Pull every line containing "其他流动资产" out of the material below.

— START OF EXERCISE MATERIALS —

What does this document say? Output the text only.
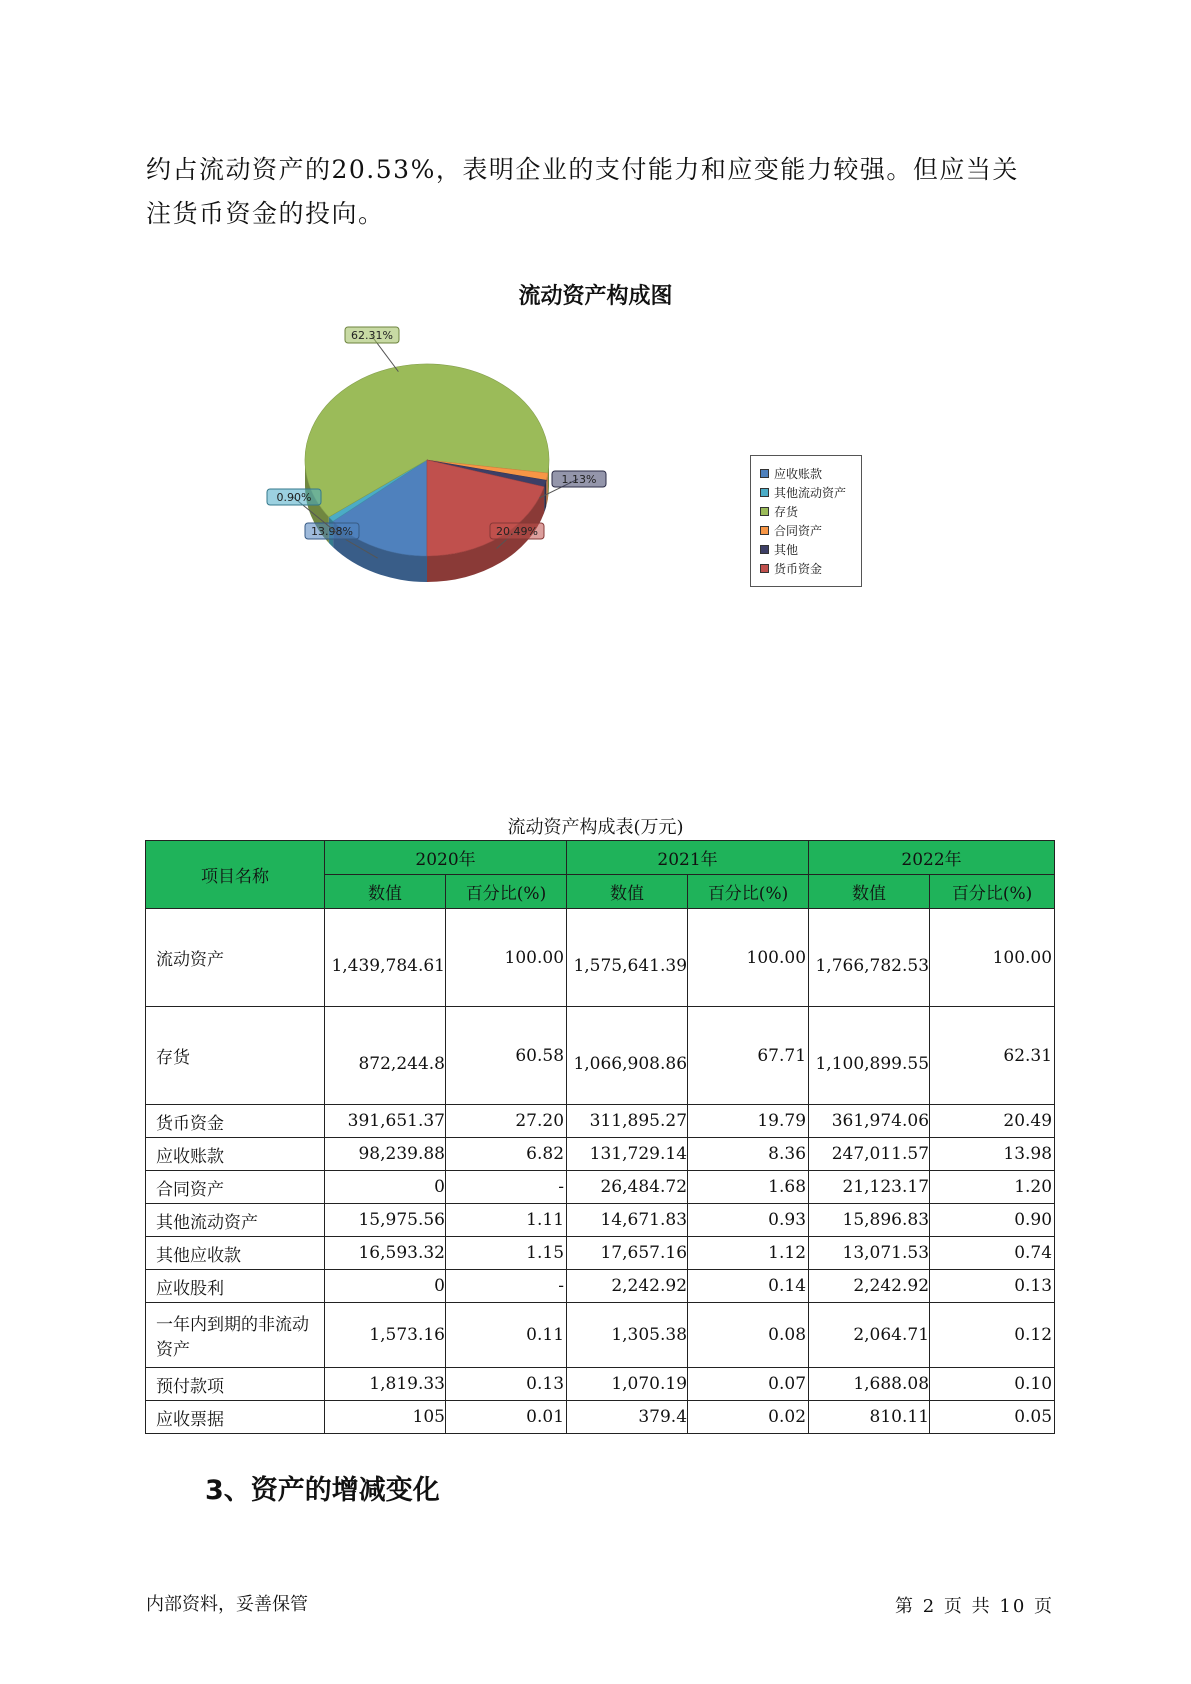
约占流动资产的20.53%，表明企业的支付能力和应变能力较强。但应当关
注货币资金的投向。

流动资产构成图
13.98%
0.90%
62.31%
1.13%
20.49%
应收账款
其他流动资产
存货
合同资产
其他
货币资金
流动资产构成表(万元)
项目名称	2020年		2021年		2022年	
	数值	百分比(%)	数值	百分比(%)	数值	百分比(%)
流动资产	1,439,784.61	100.00	1,575,641.39	100.00	1,766,782.53	100.00
存货	872,244.8	60.58	1,066,908.86	67.71	1,100,899.55	62.31
货币资金	391,651.37	27.20	311,895.27	19.79	361,974.06	20.49
应收账款	98,239.88	6.82	131,729.14	8.36	247,011.57	13.98
合同资产	0	-	26,484.72	1.68	21,123.17	1.20
其他流动资产	15,975.56	1.11	14,671.83	0.93	15,896.83	0.90
其他应收款	16,593.32	1.15	17,657.16	1.12	13,071.53	0.74
应收股利	0	-	2,242.92	0.14	2,242.92	0.13
一年内到期的非流动资产	1,573.16	0.11	1,305.38	0.08	2,064.71	0.12
预付款项	1,819.33	0.13	1,070.19	0.07	1,688.08	0.10
应收票据	105	0.01	379.4	0.02	810.11	0.05
3、资产的增减变化
内部资料，妥善保管	第 2 页 共 10 页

— END OF EXERCISE MATERIALS —

OUTPUT FOR THIS EXERCISE
其他流动资产
其他流动资产	15,975.56	1.11	14,671.83	0.93	15,896.83	0.90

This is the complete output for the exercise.